---------- MATERIAL FOR THIS EXERCISE

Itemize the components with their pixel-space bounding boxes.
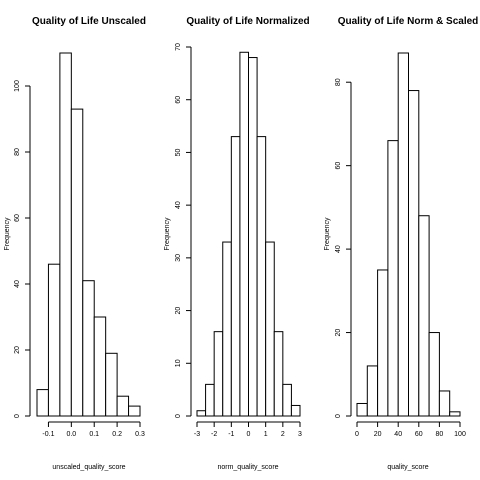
histogram-bar <box>290 404 301 417</box>
x-tick-label: 0.2 <box>112 431 122 438</box>
bars <box>36 52 141 417</box>
x-tick-label: 0 <box>355 431 359 438</box>
histogram-bar <box>239 51 250 417</box>
histogram-bar <box>248 57 258 417</box>
histogram-bar <box>105 352 118 417</box>
y-tick-label: 60 <box>335 162 342 170</box>
histogram-bar <box>438 390 451 417</box>
y-tick-label: 0 <box>335 414 342 418</box>
x-tick-label: -1 <box>228 431 234 438</box>
y-tick-label: 20 <box>14 346 21 354</box>
axes: -0.1 0.0 0.1 0.2 0.3 0 20 40 60 80 100 <box>14 80 145 438</box>
chart-title: Quality of Life Norm & Scaled <box>338 16 479 27</box>
x-tick-label: 3 <box>298 431 302 438</box>
x-tick-label: 2 <box>281 431 285 438</box>
histogram-bar <box>36 389 49 417</box>
chart-title: Quality of Life Unscaled <box>32 16 146 27</box>
x-axis-label: unscaled_quality_score <box>52 464 125 471</box>
histogram-bar <box>205 383 215 417</box>
histogram-bar <box>82 280 95 417</box>
x-tick-label: 1 <box>264 431 268 438</box>
x-tick-label: 40 <box>394 431 402 438</box>
x-tick-label: -2 <box>211 431 217 438</box>
y-tick-label: 20 <box>335 329 342 337</box>
y-tick-label: 80 <box>14 148 21 156</box>
histogram-bar <box>397 52 410 417</box>
x-tick-label: -3 <box>194 431 200 438</box>
histogram-bar <box>128 405 141 417</box>
y-tick-label: 0 <box>14 414 21 418</box>
histogram-bar <box>273 331 284 417</box>
y-axis-label: Frequency <box>324 217 331 251</box>
x-tick-label: 0.0 <box>66 431 76 438</box>
y-tick-label: 40 <box>175 201 182 209</box>
panel-normalized: Quality of Life Normalized norm_quality_… <box>164 16 310 471</box>
axes: 0 20 40 60 80 100 0 20 40 60 80 <box>335 78 466 438</box>
y-tick-label: 10 <box>175 359 182 367</box>
histogram-bar <box>93 316 107 417</box>
chart-title: Quality of Life Normalized <box>186 16 309 27</box>
y-tick-label: 40 <box>14 280 21 288</box>
panel-norm-scaled: Quality of Life Norm & Scaled quality_sc… <box>324 16 478 471</box>
x-tick-label: 0 <box>247 431 251 438</box>
y-tick-label: 30 <box>175 254 182 262</box>
histogram-bar <box>222 241 232 417</box>
y-axis-label: Frequency <box>4 217 11 251</box>
x-tick-label: 0.3 <box>135 431 145 438</box>
x-tick-label: 100 <box>454 431 466 438</box>
x-tick-label: 0.1 <box>89 431 99 438</box>
y-tick-label: 60 <box>14 214 21 222</box>
x-tick-label: -0.1 <box>42 431 54 438</box>
bars <box>196 51 301 417</box>
histogram-bar <box>47 263 61 417</box>
y-tick-label: 0 <box>175 414 182 418</box>
histogram-bar <box>366 365 379 417</box>
histogram-bar <box>230 136 241 417</box>
histogram-bar <box>196 410 207 417</box>
histogram-bar <box>256 136 267 417</box>
histogram-bar <box>387 140 399 417</box>
histogram-bar <box>449 411 461 417</box>
histogram-bar <box>70 108 84 417</box>
y-tick-label: 100 <box>14 80 21 92</box>
histogram-bar <box>116 395 130 417</box>
histogram-bar <box>418 215 430 417</box>
x-axis-label: quality_score <box>387 464 428 471</box>
histogram-bar <box>213 331 224 417</box>
histogram-bar <box>408 90 420 417</box>
histogram-bar <box>282 383 292 417</box>
y-tick-label: 70 <box>175 43 182 51</box>
histogram-bar <box>377 269 389 417</box>
y-tick-label: 80 <box>335 78 342 86</box>
y-tick-label: 20 <box>175 307 182 315</box>
histogram-bar <box>265 241 275 417</box>
x-tick-label: 20 <box>374 431 382 438</box>
y-tick-label: 50 <box>175 148 182 156</box>
histogram-bar <box>356 402 368 417</box>
y-axis-label: Frequency <box>164 217 171 251</box>
x-axis-label: norm_quality_score <box>217 464 278 471</box>
panel-unscaled: Quality of Life Unscaled unscaled_qualit… <box>4 16 146 471</box>
y-tick-label: 60 <box>175 96 182 104</box>
histogram-bar <box>59 52 72 417</box>
x-tick-label: 60 <box>415 431 423 438</box>
histogram-bar <box>428 332 440 417</box>
bars <box>356 52 461 417</box>
y-tick-label: 40 <box>335 245 342 253</box>
x-tick-label: 80 <box>436 431 444 438</box>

--------------------

## JOB
Reproduce every line of the items above without any changes, leaving out the picture placeholder.

## RESULT FOR THIS TASK
Itemize the components with their pixel-space bounding boxes.
histogram-bar <box>290 404 301 417</box>
x-tick-label: 0.2 <box>112 431 122 438</box>
bars <box>36 52 141 417</box>
x-tick-label: 0 <box>355 431 359 438</box>
histogram-bar <box>239 51 250 417</box>
histogram-bar <box>248 57 258 417</box>
histogram-bar <box>105 352 118 417</box>
y-tick-label: 60 <box>335 162 342 170</box>
histogram-bar <box>438 390 451 417</box>
y-tick-label: 0 <box>335 414 342 418</box>
x-tick-label: -1 <box>228 431 234 438</box>
y-tick-label: 20 <box>14 346 21 354</box>
axes: -0.1 0.0 0.1 0.2 0.3 0 20 40 60 80 100 <box>14 80 145 438</box>
chart-title: Quality of Life Norm & Scaled <box>338 16 479 27</box>
x-tick-label: 3 <box>298 431 302 438</box>
x-tick-label: 2 <box>281 431 285 438</box>
histogram-bar <box>36 389 49 417</box>
chart-title: Quality of Life Unscaled <box>32 16 146 27</box>
x-axis-label: unscaled_quality_score <box>52 464 125 471</box>
histogram-bar <box>205 383 215 417</box>
histogram-bar <box>82 280 95 417</box>
x-tick-label: 1 <box>264 431 268 438</box>
x-tick-label: 40 <box>394 431 402 438</box>
x-tick-label: -2 <box>211 431 217 438</box>
y-tick-label: 20 <box>335 329 342 337</box>
y-tick-label: 80 <box>14 148 21 156</box>
histogram-bar <box>397 52 410 417</box>
x-tick-label: -3 <box>194 431 200 438</box>
histogram-bar <box>128 405 141 417</box>
y-tick-label: 0 <box>14 414 21 418</box>
histogram-bar <box>273 331 284 417</box>
y-axis-label: Frequency <box>324 217 331 251</box>
x-tick-label: 0.0 <box>66 431 76 438</box>
y-tick-label: 40 <box>175 201 182 209</box>
panel-normalized: Quality of Life Normalized norm_quality_… <box>164 16 310 471</box>
axes: 0 20 40 60 80 100 0 20 40 60 80 <box>335 78 466 438</box>
y-tick-label: 10 <box>175 359 182 367</box>
histogram-bar <box>93 316 107 417</box>
chart-title: Quality of Life Normalized <box>186 16 309 27</box>
y-tick-label: 40 <box>14 280 21 288</box>
panel-norm-scaled: Quality of Life Norm & Scaled quality_sc… <box>324 16 478 471</box>
x-tick-label: 0 <box>247 431 251 438</box>
y-tick-label: 30 <box>175 254 182 262</box>
histogram-bar <box>222 241 232 417</box>
y-axis-label: Frequency <box>4 217 11 251</box>
x-tick-label: 0.3 <box>135 431 145 438</box>
x-tick-label: 100 <box>454 431 466 438</box>
x-tick-label: 0.1 <box>89 431 99 438</box>
y-tick-label: 60 <box>14 214 21 222</box>
x-tick-label: -0.1 <box>42 431 54 438</box>
bars <box>196 51 301 417</box>
histogram-bar <box>47 263 61 417</box>
y-tick-label: 0 <box>175 414 182 418</box>
histogram-bar <box>366 365 379 417</box>
histogram-bar <box>230 136 241 417</box>
histogram-bar <box>196 410 207 417</box>
histogram-bar <box>256 136 267 417</box>
histogram-bar <box>387 140 399 417</box>
histogram-bar <box>449 411 461 417</box>
histogram-bar <box>70 108 84 417</box>
y-tick-label: 100 <box>14 80 21 92</box>
histogram-bar <box>116 395 130 417</box>
histogram-bar <box>418 215 430 417</box>
x-axis-label: quality_score <box>387 464 428 471</box>
histogram-bar <box>213 331 224 417</box>
histogram-bar <box>408 90 420 417</box>
histogram-bar <box>282 383 292 417</box>
y-tick-label: 70 <box>175 43 182 51</box>
histogram-bar <box>377 269 389 417</box>
y-tick-label: 80 <box>335 78 342 86</box>
y-tick-label: 20 <box>175 307 182 315</box>
histogram-bar <box>265 241 275 417</box>
x-tick-label: 20 <box>374 431 382 438</box>
y-tick-label: 50 <box>175 148 182 156</box>
histogram-bar <box>356 402 368 417</box>
y-axis-label: Frequency <box>164 217 171 251</box>
x-axis-label: norm_quality_score <box>217 464 278 471</box>
panel-unscaled: Quality of Life Unscaled unscaled_qualit… <box>4 16 146 471</box>
y-tick-label: 60 <box>175 96 182 104</box>
histogram-bar <box>59 52 72 417</box>
x-tick-label: 60 <box>415 431 423 438</box>
histogram-bar <box>428 332 440 417</box>
bars <box>356 52 461 417</box>
y-tick-label: 40 <box>335 245 342 253</box>
x-tick-label: 80 <box>436 431 444 438</box>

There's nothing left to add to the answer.